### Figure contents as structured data
--- start ---
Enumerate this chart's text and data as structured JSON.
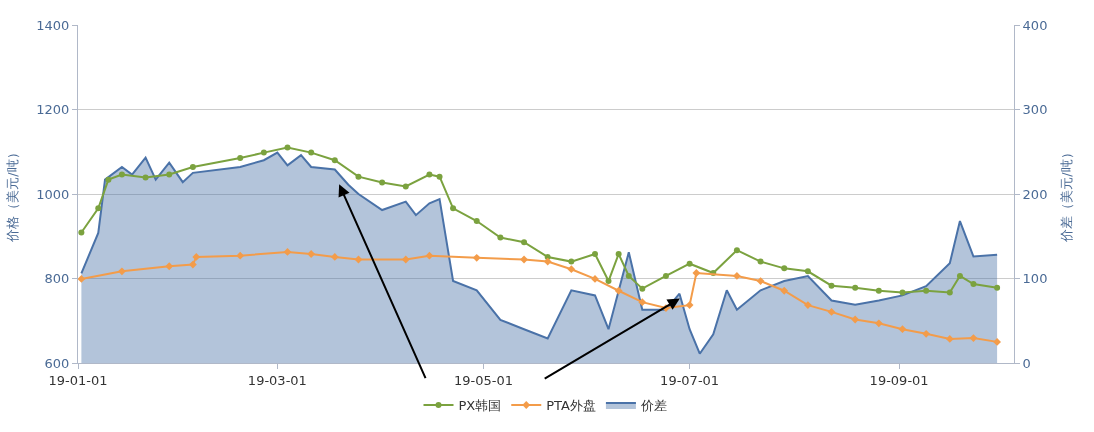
{
  "chart_data": {
    "type": "line",
    "ylabel": "价格（美元/吨）",
    "y2label": "价差（美元/吨）",
    "xlim": [
      "--01-01",
      "--10-05"
    ],
    "xticks": [
      {
        "value": "--01-01",
        "label": "19-01-01"
      },
      {
        "value": "--03-01",
        "label": "19-03-01"
      },
      {
        "value": "--05-01",
        "label": "19-05-01"
      },
      {
        "value": "--07-01",
        "label": "19-07-01"
      },
      {
        "value": "--09-01",
        "label": "19-09-01"
      }
    ],
    "ylim": [
      600,
      1400
    ],
    "yticks": [
      600,
      800,
      1000,
      1200,
      1400
    ],
    "y2lim": [
      0,
      400
    ],
    "y2ticks": [
      0,
      100,
      200,
      300,
      400
    ],
    "grid": "y",
    "legend": "bottom",
    "series": [
      {
        "name": "PX韩国",
        "color": "#7ba23f",
        "marker": "circle",
        "x": [
          "--01-02",
          "--01-07",
          "--01-10",
          "--01-14",
          "--01-21",
          "--01-28",
          "--02-04",
          "--02-18",
          "--02-25",
          "--03-04",
          "--03-11",
          "--03-18",
          "--03-25",
          "--04-01",
          "--04-08",
          "--04-15",
          "--04-18",
          "--04-22",
          "--04-29",
          "--05-06",
          "--05-13",
          "--05-20",
          "--05-27",
          "--06-03",
          "--06-07",
          "--06-10",
          "--06-13",
          "--06-17",
          "--06-24",
          "--07-01",
          "--07-08",
          "--07-15",
          "--07-22",
          "--07-29",
          "--08-05",
          "--08-12",
          "--08-19",
          "--08-26",
          "--09-02",
          "--09-09",
          "--09-16",
          "--09-19",
          "--09-23",
          "--09-30"
        ],
        "values": [
          909,
          966,
          1034,
          1046,
          1039,
          1046,
          1064,
          1085,
          1098,
          1110,
          1098,
          1080,
          1041,
          1027,
          1018,
          1046,
          1041,
          966,
          936,
          897,
          886,
          851,
          840,
          858,
          794,
          858,
          806,
          776,
          806,
          835,
          813,
          867,
          840,
          824,
          817,
          783,
          778,
          771,
          767,
          771,
          767,
          806,
          787,
          778
        ]
      },
      {
        "name": "PTA外盘",
        "color": "#f39c4a",
        "marker": "diamond",
        "x": [
          "--01-02",
          "--01-14",
          "--01-28",
          "--02-04",
          "--02-05",
          "--02-18",
          "--03-04",
          "--03-11",
          "--03-18",
          "--03-25",
          "--04-08",
          "--04-15",
          "--04-29",
          "--05-13",
          "--05-20",
          "--05-27",
          "--06-03",
          "--06-10",
          "--06-17",
          "--06-24",
          "--07-01",
          "--07-03",
          "--07-15",
          "--07-22",
          "--07-29",
          "--08-05",
          "--08-12",
          "--08-19",
          "--08-26",
          "--09-02",
          "--09-09",
          "--09-16",
          "--09-23",
          "--09-30"
        ],
        "values": [
          799,
          817,
          829,
          833,
          851,
          854,
          863,
          858,
          851,
          845,
          845,
          854,
          849,
          845,
          840,
          822,
          799,
          771,
          744,
          730,
          737,
          813,
          806,
          794,
          771,
          737,
          721,
          703,
          694,
          680,
          669,
          657,
          659,
          650
        ]
      },
      {
        "name": "价差",
        "type": "area",
        "axis": "y2",
        "color": "#4a72a8",
        "x": [
          "--01-02",
          "--01-07",
          "--01-09",
          "--01-14",
          "--01-17",
          "--01-21",
          "--01-24",
          "--01-28",
          "--02-01",
          "--02-04",
          "--02-18",
          "--02-25",
          "--03-01",
          "--03-04",
          "--03-08",
          "--03-11",
          "--03-18",
          "--03-22",
          "--03-25",
          "--04-01",
          "--04-08",
          "--04-11",
          "--04-15",
          "--04-18",
          "--04-22",
          "--04-29",
          "--05-06",
          "--05-13",
          "--05-20",
          "--05-27",
          "--06-03",
          "--06-07",
          "--06-13",
          "--06-17",
          "--06-24",
          "--06-28",
          "--07-01",
          "--07-04",
          "--07-08",
          "--07-12",
          "--07-15",
          "--07-22",
          "--07-29",
          "--08-05",
          "--08-12",
          "--08-19",
          "--08-26",
          "--09-02",
          "--09-09",
          "--09-16",
          "--09-19",
          "--09-23",
          "--09-30"
        ],
        "values": [
          106,
          154,
          217,
          232,
          223,
          243,
          217,
          237,
          214,
          225,
          232,
          240,
          249,
          234,
          246,
          232,
          229,
          211,
          200,
          181,
          191,
          175,
          189,
          194,
          97,
          86,
          51,
          40,
          29,
          86,
          80,
          40,
          131,
          63,
          63,
          82,
          40,
          11,
          34,
          86,
          63,
          86,
          97,
          103,
          74,
          69,
          74,
          80,
          91,
          118,
          168,
          126,
          128
        ]
      }
    ]
  }
}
--- end ---
### YOUR GOAL
Excluding the pictures, restate the records above word for word.

### EXERCISE ANSWER
Enumerate this chart's text and data as structured JSON.
{
  "chart_data": {
    "type": "line",
    "ylabel": "价格（美元/吨）",
    "y2label": "价差（美元/吨）",
    "xlim": [
      "--01-01",
      "--10-05"
    ],
    "xticks": [
      {
        "value": "--01-01",
        "label": "19-01-01"
      },
      {
        "value": "--03-01",
        "label": "19-03-01"
      },
      {
        "value": "--05-01",
        "label": "19-05-01"
      },
      {
        "value": "--07-01",
        "label": "19-07-01"
      },
      {
        "value": "--09-01",
        "label": "19-09-01"
      }
    ],
    "ylim": [
      600,
      1400
    ],
    "yticks": [
      600,
      800,
      1000,
      1200,
      1400
    ],
    "y2lim": [
      0,
      400
    ],
    "y2ticks": [
      0,
      100,
      200,
      300,
      400
    ],
    "grid": "y",
    "legend": "bottom",
    "series": [
      {
        "name": "PX韩国",
        "color": "#7ba23f",
        "marker": "circle",
        "x": [
          "--01-02",
          "--01-07",
          "--01-10",
          "--01-14",
          "--01-21",
          "--01-28",
          "--02-04",
          "--02-18",
          "--02-25",
          "--03-04",
          "--03-11",
          "--03-18",
          "--03-25",
          "--04-01",
          "--04-08",
          "--04-15",
          "--04-18",
          "--04-22",
          "--04-29",
          "--05-06",
          "--05-13",
          "--05-20",
          "--05-27",
          "--06-03",
          "--06-07",
          "--06-10",
          "--06-13",
          "--06-17",
          "--06-24",
          "--07-01",
          "--07-08",
          "--07-15",
          "--07-22",
          "--07-29",
          "--08-05",
          "--08-12",
          "--08-19",
          "--08-26",
          "--09-02",
          "--09-09",
          "--09-16",
          "--09-19",
          "--09-23",
          "--09-30"
        ],
        "values": [
          909,
          966,
          1034,
          1046,
          1039,
          1046,
          1064,
          1085,
          1098,
          1110,
          1098,
          1080,
          1041,
          1027,
          1018,
          1046,
          1041,
          966,
          936,
          897,
          886,
          851,
          840,
          858,
          794,
          858,
          806,
          776,
          806,
          835,
          813,
          867,
          840,
          824,
          817,
          783,
          778,
          771,
          767,
          771,
          767,
          806,
          787,
          778
        ]
      },
      {
        "name": "PTA外盘",
        "color": "#f39c4a",
        "marker": "diamond",
        "x": [
          "--01-02",
          "--01-14",
          "--01-28",
          "--02-04",
          "--02-05",
          "--02-18",
          "--03-04",
          "--03-11",
          "--03-18",
          "--03-25",
          "--04-08",
          "--04-15",
          "--04-29",
          "--05-13",
          "--05-20",
          "--05-27",
          "--06-03",
          "--06-10",
          "--06-17",
          "--06-24",
          "--07-01",
          "--07-03",
          "--07-15",
          "--07-22",
          "--07-29",
          "--08-05",
          "--08-12",
          "--08-19",
          "--08-26",
          "--09-02",
          "--09-09",
          "--09-16",
          "--09-23",
          "--09-30"
        ],
        "values": [
          799,
          817,
          829,
          833,
          851,
          854,
          863,
          858,
          851,
          845,
          845,
          854,
          849,
          845,
          840,
          822,
          799,
          771,
          744,
          730,
          737,
          813,
          806,
          794,
          771,
          737,
          721,
          703,
          694,
          680,
          669,
          657,
          659,
          650
        ]
      },
      {
        "name": "价差",
        "type": "area",
        "axis": "y2",
        "color": "#4a72a8",
        "x": [
          "--01-02",
          "--01-07",
          "--01-09",
          "--01-14",
          "--01-17",
          "--01-21",
          "--01-24",
          "--01-28",
          "--02-01",
          "--02-04",
          "--02-18",
          "--02-25",
          "--03-01",
          "--03-04",
          "--03-08",
          "--03-11",
          "--03-18",
          "--03-22",
          "--03-25",
          "--04-01",
          "--04-08",
          "--04-11",
          "--04-15",
          "--04-18",
          "--04-22",
          "--04-29",
          "--05-06",
          "--05-13",
          "--05-20",
          "--05-27",
          "--06-03",
          "--06-07",
          "--06-13",
          "--06-17",
          "--06-24",
          "--06-28",
          "--07-01",
          "--07-04",
          "--07-08",
          "--07-12",
          "--07-15",
          "--07-22",
          "--07-29",
          "--08-05",
          "--08-12",
          "--08-19",
          "--08-26",
          "--09-02",
          "--09-09",
          "--09-16",
          "--09-19",
          "--09-23",
          "--09-30"
        ],
        "values": [
          106,
          154,
          217,
          232,
          223,
          243,
          217,
          237,
          214,
          225,
          232,
          240,
          249,
          234,
          246,
          232,
          229,
          211,
          200,
          181,
          191,
          175,
          189,
          194,
          97,
          86,
          51,
          40,
          29,
          86,
          80,
          40,
          131,
          63,
          63,
          82,
          40,
          11,
          34,
          86,
          63,
          86,
          97,
          103,
          74,
          69,
          74,
          80,
          91,
          118,
          168,
          126,
          128
        ]
      }
    ]
  }
}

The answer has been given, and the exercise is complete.